## begin DATA SHOWN

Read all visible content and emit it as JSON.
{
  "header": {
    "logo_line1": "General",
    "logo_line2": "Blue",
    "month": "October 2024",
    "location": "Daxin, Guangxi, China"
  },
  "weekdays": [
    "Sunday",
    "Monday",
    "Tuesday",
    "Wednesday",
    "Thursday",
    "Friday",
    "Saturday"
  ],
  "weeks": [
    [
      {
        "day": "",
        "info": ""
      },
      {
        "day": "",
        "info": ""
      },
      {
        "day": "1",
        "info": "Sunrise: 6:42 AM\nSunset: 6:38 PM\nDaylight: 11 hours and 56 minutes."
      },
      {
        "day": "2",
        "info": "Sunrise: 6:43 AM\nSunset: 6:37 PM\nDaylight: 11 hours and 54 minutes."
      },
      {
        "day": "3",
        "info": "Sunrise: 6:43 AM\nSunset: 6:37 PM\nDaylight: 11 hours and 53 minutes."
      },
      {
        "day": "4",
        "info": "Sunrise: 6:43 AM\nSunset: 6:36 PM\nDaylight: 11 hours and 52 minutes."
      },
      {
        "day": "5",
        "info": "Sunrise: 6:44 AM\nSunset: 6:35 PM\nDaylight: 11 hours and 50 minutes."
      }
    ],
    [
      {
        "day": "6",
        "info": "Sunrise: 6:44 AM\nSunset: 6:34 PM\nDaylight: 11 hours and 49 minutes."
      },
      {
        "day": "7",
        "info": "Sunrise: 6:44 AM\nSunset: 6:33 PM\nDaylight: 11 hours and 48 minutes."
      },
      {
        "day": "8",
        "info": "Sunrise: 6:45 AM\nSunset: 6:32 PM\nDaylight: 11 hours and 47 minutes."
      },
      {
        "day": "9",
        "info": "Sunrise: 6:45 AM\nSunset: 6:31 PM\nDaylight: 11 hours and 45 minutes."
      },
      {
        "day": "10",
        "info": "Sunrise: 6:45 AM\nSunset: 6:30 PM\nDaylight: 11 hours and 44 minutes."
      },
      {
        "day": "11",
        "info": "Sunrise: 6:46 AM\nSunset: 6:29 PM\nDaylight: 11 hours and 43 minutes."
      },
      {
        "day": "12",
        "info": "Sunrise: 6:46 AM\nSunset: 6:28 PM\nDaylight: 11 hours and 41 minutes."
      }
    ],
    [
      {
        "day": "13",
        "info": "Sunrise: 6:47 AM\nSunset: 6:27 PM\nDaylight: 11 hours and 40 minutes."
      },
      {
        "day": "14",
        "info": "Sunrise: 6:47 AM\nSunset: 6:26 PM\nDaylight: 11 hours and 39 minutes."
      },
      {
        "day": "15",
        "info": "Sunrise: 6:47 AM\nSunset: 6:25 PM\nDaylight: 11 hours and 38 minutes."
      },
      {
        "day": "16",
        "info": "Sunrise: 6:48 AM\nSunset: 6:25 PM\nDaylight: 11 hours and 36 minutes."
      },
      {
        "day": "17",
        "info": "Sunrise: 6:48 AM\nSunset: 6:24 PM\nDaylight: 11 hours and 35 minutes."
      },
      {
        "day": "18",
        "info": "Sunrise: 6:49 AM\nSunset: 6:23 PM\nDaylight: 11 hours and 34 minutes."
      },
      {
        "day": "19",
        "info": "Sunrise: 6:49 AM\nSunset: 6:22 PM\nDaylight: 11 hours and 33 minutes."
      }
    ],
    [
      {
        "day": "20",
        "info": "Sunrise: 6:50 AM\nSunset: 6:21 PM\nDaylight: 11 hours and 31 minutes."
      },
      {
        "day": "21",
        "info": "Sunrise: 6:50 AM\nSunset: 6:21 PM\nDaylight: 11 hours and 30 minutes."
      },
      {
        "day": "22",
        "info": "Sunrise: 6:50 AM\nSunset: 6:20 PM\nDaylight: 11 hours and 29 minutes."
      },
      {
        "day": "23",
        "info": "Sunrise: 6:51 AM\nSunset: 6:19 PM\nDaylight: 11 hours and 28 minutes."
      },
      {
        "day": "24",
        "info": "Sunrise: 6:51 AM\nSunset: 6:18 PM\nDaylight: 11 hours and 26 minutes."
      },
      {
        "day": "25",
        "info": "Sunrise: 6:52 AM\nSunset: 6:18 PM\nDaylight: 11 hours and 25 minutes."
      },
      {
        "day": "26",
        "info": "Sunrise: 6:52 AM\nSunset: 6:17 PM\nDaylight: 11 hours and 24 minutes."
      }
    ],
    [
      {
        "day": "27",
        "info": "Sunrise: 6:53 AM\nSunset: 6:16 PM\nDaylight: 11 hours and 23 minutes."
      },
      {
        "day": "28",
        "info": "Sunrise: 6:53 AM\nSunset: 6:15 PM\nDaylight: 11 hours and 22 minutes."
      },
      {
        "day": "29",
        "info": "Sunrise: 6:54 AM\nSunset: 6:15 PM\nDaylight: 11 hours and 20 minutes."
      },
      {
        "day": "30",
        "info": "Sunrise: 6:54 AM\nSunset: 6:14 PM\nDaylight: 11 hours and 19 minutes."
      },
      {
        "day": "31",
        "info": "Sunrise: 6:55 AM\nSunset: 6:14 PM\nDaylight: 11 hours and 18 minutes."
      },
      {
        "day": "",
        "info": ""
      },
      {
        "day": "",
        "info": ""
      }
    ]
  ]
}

## end DATA SHOWN

> _YOUR TASK_:
Return the entries above exactly, each one complete.

> _OUTPUT OF THE TASK_:
Read all visible content and emit it as JSON.
{
  "header": {
    "logo_line1": "General",
    "logo_line2": "Blue",
    "month": "October 2024",
    "location": "Daxin, Guangxi, China"
  },
  "weekdays": [
    "Sunday",
    "Monday",
    "Tuesday",
    "Wednesday",
    "Thursday",
    "Friday",
    "Saturday"
  ],
  "weeks": [
    [
      {
        "day": "",
        "info": ""
      },
      {
        "day": "",
        "info": ""
      },
      {
        "day": "1",
        "info": "Sunrise: 6:42 AM\nSunset: 6:38 PM\nDaylight: 11 hours and 56 minutes."
      },
      {
        "day": "2",
        "info": "Sunrise: 6:43 AM\nSunset: 6:37 PM\nDaylight: 11 hours and 54 minutes."
      },
      {
        "day": "3",
        "info": "Sunrise: 6:43 AM\nSunset: 6:37 PM\nDaylight: 11 hours and 53 minutes."
      },
      {
        "day": "4",
        "info": "Sunrise: 6:43 AM\nSunset: 6:36 PM\nDaylight: 11 hours and 52 minutes."
      },
      {
        "day": "5",
        "info": "Sunrise: 6:44 AM\nSunset: 6:35 PM\nDaylight: 11 hours and 50 minutes."
      }
    ],
    [
      {
        "day": "6",
        "info": "Sunrise: 6:44 AM\nSunset: 6:34 PM\nDaylight: 11 hours and 49 minutes."
      },
      {
        "day": "7",
        "info": "Sunrise: 6:44 AM\nSunset: 6:33 PM\nDaylight: 11 hours and 48 minutes."
      },
      {
        "day": "8",
        "info": "Sunrise: 6:45 AM\nSunset: 6:32 PM\nDaylight: 11 hours and 47 minutes."
      },
      {
        "day": "9",
        "info": "Sunrise: 6:45 AM\nSunset: 6:31 PM\nDaylight: 11 hours and 45 minutes."
      },
      {
        "day": "10",
        "info": "Sunrise: 6:45 AM\nSunset: 6:30 PM\nDaylight: 11 hours and 44 minutes."
      },
      {
        "day": "11",
        "info": "Sunrise: 6:46 AM\nSunset: 6:29 PM\nDaylight: 11 hours and 43 minutes."
      },
      {
        "day": "12",
        "info": "Sunrise: 6:46 AM\nSunset: 6:28 PM\nDaylight: 11 hours and 41 minutes."
      }
    ],
    [
      {
        "day": "13",
        "info": "Sunrise: 6:47 AM\nSunset: 6:27 PM\nDaylight: 11 hours and 40 minutes."
      },
      {
        "day": "14",
        "info": "Sunrise: 6:47 AM\nSunset: 6:26 PM\nDaylight: 11 hours and 39 minutes."
      },
      {
        "day": "15",
        "info": "Sunrise: 6:47 AM\nSunset: 6:25 PM\nDaylight: 11 hours and 38 minutes."
      },
      {
        "day": "16",
        "info": "Sunrise: 6:48 AM\nSunset: 6:25 PM\nDaylight: 11 hours and 36 minutes."
      },
      {
        "day": "17",
        "info": "Sunrise: 6:48 AM\nSunset: 6:24 PM\nDaylight: 11 hours and 35 minutes."
      },
      {
        "day": "18",
        "info": "Sunrise: 6:49 AM\nSunset: 6:23 PM\nDaylight: 11 hours and 34 minutes."
      },
      {
        "day": "19",
        "info": "Sunrise: 6:49 AM\nSunset: 6:22 PM\nDaylight: 11 hours and 33 minutes."
      }
    ],
    [
      {
        "day": "20",
        "info": "Sunrise: 6:50 AM\nSunset: 6:21 PM\nDaylight: 11 hours and 31 minutes."
      },
      {
        "day": "21",
        "info": "Sunrise: 6:50 AM\nSunset: 6:21 PM\nDaylight: 11 hours and 30 minutes."
      },
      {
        "day": "22",
        "info": "Sunrise: 6:50 AM\nSunset: 6:20 PM\nDaylight: 11 hours and 29 minutes."
      },
      {
        "day": "23",
        "info": "Sunrise: 6:51 AM\nSunset: 6:19 PM\nDaylight: 11 hours and 28 minutes."
      },
      {
        "day": "24",
        "info": "Sunrise: 6:51 AM\nSunset: 6:18 PM\nDaylight: 11 hours and 26 minutes."
      },
      {
        "day": "25",
        "info": "Sunrise: 6:52 AM\nSunset: 6:18 PM\nDaylight: 11 hours and 25 minutes."
      },
      {
        "day": "26",
        "info": "Sunrise: 6:52 AM\nSunset: 6:17 PM\nDaylight: 11 hours and 24 minutes."
      }
    ],
    [
      {
        "day": "27",
        "info": "Sunrise: 6:53 AM\nSunset: 6:16 PM\nDaylight: 11 hours and 23 minutes."
      },
      {
        "day": "28",
        "info": "Sunrise: 6:53 AM\nSunset: 6:15 PM\nDaylight: 11 hours and 22 minutes."
      },
      {
        "day": "29",
        "info": "Sunrise: 6:54 AM\nSunset: 6:15 PM\nDaylight: 11 hours and 20 minutes."
      },
      {
        "day": "30",
        "info": "Sunrise: 6:54 AM\nSunset: 6:14 PM\nDaylight: 11 hours and 19 minutes."
      },
      {
        "day": "31",
        "info": "Sunrise: 6:55 AM\nSunset: 6:14 PM\nDaylight: 11 hours and 18 minutes."
      },
      {
        "day": "",
        "info": ""
      },
      {
        "day": "",
        "info": ""
      }
    ]
  ]
}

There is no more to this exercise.